### THE EXERCISE
Exclude any images and output the remaining records exactly.
# DATA SHOWN start
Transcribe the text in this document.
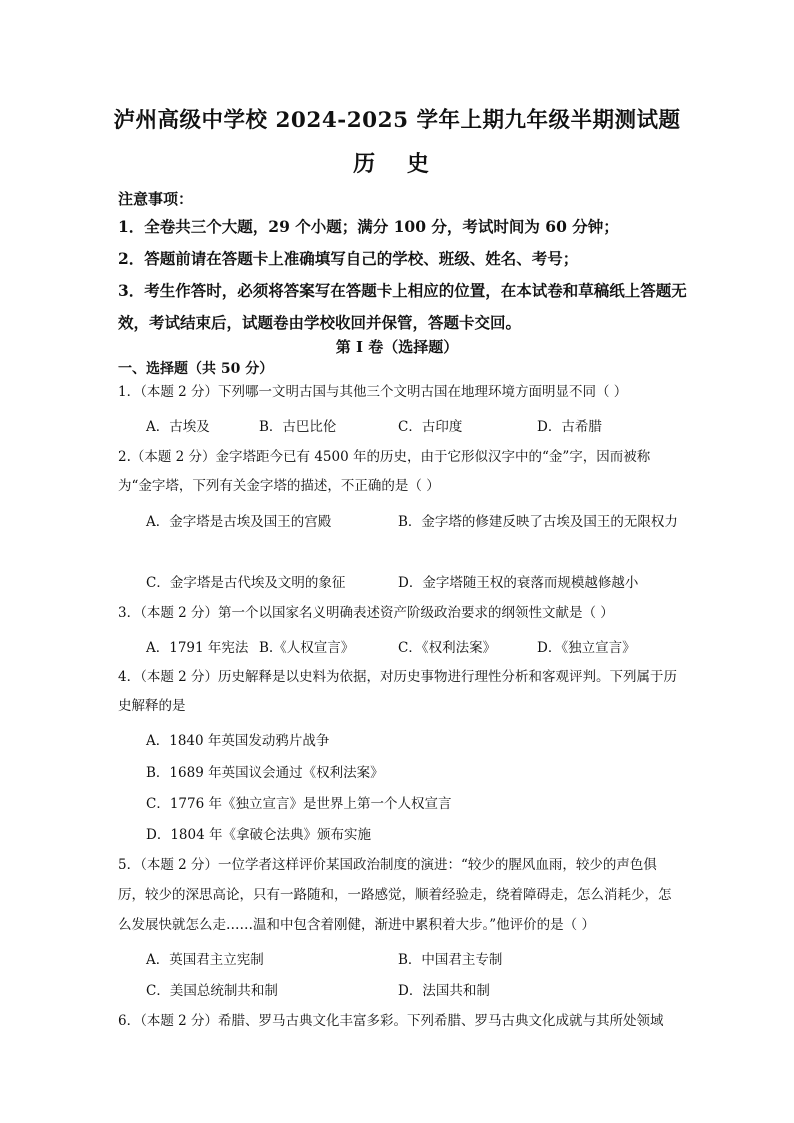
泸州高级中学校 2024-2025 学年上期九年级半期测试题
历 史
注意事项：
1．全卷共三个大题，29 个小题；满分 100 分，考试时间为 60 分钟；
2．答题前请在答题卡上准确填写自己的学校、班级、姓名、考号；
3．考生作答时，必须将答案写在答题卡上相应的位置，在本试卷和草稿纸上答题无效，考试结束后，试题卷由学校收回并保管，答题卡交回。
第 I 卷（选择题）
一、选择题（共 50 分）
1．（本题 2 分）下列哪一文明古国与其他三个文明古国在地理环境方面明显不同（ ）
A．古埃及	B．古巴比伦	C．古印度	D．古希腊
2.（本题 2 分）金字塔距今已有 4500 年的历史，由于它形似汉字中的“金”字，因而被称为“金字塔，下列有关金字塔的描述，不正确的是（ ）
A．金字塔是古埃及国王的宫殿	B．金字塔的修建反映了古埃及国王的无限权力
C．金字塔是古代埃及文明的象征	D．金字塔随王权的衰落而规模越修越小
3．（本题 2 分）第一个以国家名义明确表述资产阶级政治要求的纲领性文献是（ ）
A．1791 年宪法 B.《人权宣言》	C．《权利法案》	D．《独立宣言》
4．（本题 2 分）历史解释是以史料为依据，对历史事物进行理性分析和客观评判。下列属于历史解释的是
A．1840 年英国发动鸦片战争
B．1689 年英国议会通过《权利法案》
C．1776 年《独立宣言》是世界上第一个人权宣言
D．1804 年《拿破仑法典》颁布实施
5．（本题 2 分）一位学者这样评价某国政治制度的演进：“较少的腥风血雨，较少的声色俱厉，较少的深思高论，只有一路随和，一路感觉，顺着经验走，绕着障碍走，怎么消耗少，怎么发展快就怎么走……温和中包含着刚健，渐进中累积着大步。”他评价的是（ ）
A．英国君主立宪制	B．中国君主专制
C．美国总统制共和制	D．法国共和制
6．（本题 2 分）希腊、罗马古典文化丰富多彩。下列希腊、罗马古典文化成就与其所处领域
# DATA SHOWN end
### ANSWER TO THIS PROBLEM
Transcribe the text in this document.
泸州高级中学校 2024-2025 学年上期九年级半期测试题
历 史
注意事项：
1．全卷共三个大题，29 个小题；满分 100 分，考试时间为 60 分钟；
2．答题前请在答题卡上准确填写自己的学校、班级、姓名、考号；
3．考生作答时，必须将答案写在答题卡上相应的位置，在本试卷和草稿纸上答题无效，考试结束后，试题卷由学校收回并保管，答题卡交回。
第 I 卷（选择题）
一、选择题（共 50 分）
1．（本题 2 分）下列哪一文明古国与其他三个文明古国在地理环境方面明显不同（ ）
A．古埃及	B．古巴比伦	C．古印度	D．古希腊
2.（本题 2 分）金字塔距今已有 4500 年的历史，由于它形似汉字中的“金”字，因而被称为“金字塔，下列有关金字塔的描述，不正确的是（ ）
A．金字塔是古埃及国王的宫殿	B．金字塔的修建反映了古埃及国王的无限权力
C．金字塔是古代埃及文明的象征	D．金字塔随王权的衰落而规模越修越小
3．（本题 2 分）第一个以国家名义明确表述资产阶级政治要求的纲领性文献是（ ）
A．1791 年宪法 B.《人权宣言》	C．《权利法案》	D．《独立宣言》
4．（本题 2 分）历史解释是以史料为依据，对历史事物进行理性分析和客观评判。下列属于历史解释的是
A．1840 年英国发动鸦片战争
B．1689 年英国议会通过《权利法案》
C．1776 年《独立宣言》是世界上第一个人权宣言
D．1804 年《拿破仑法典》颁布实施
5．（本题 2 分）一位学者这样评价某国政治制度的演进：“较少的腥风血雨，较少的声色俱厉，较少的深思高论，只有一路随和，一路感觉，顺着经验走，绕着障碍走，怎么消耗少，怎么发展快就怎么走……温和中包含着刚健，渐进中累积着大步。”他评价的是（ ）
A．英国君主立宪制	B．中国君主专制
C．美国总统制共和制	D．法国共和制
6．（本题 2 分）希腊、罗马古典文化丰富多彩。下列希腊、罗马古典文化成就与其所处领域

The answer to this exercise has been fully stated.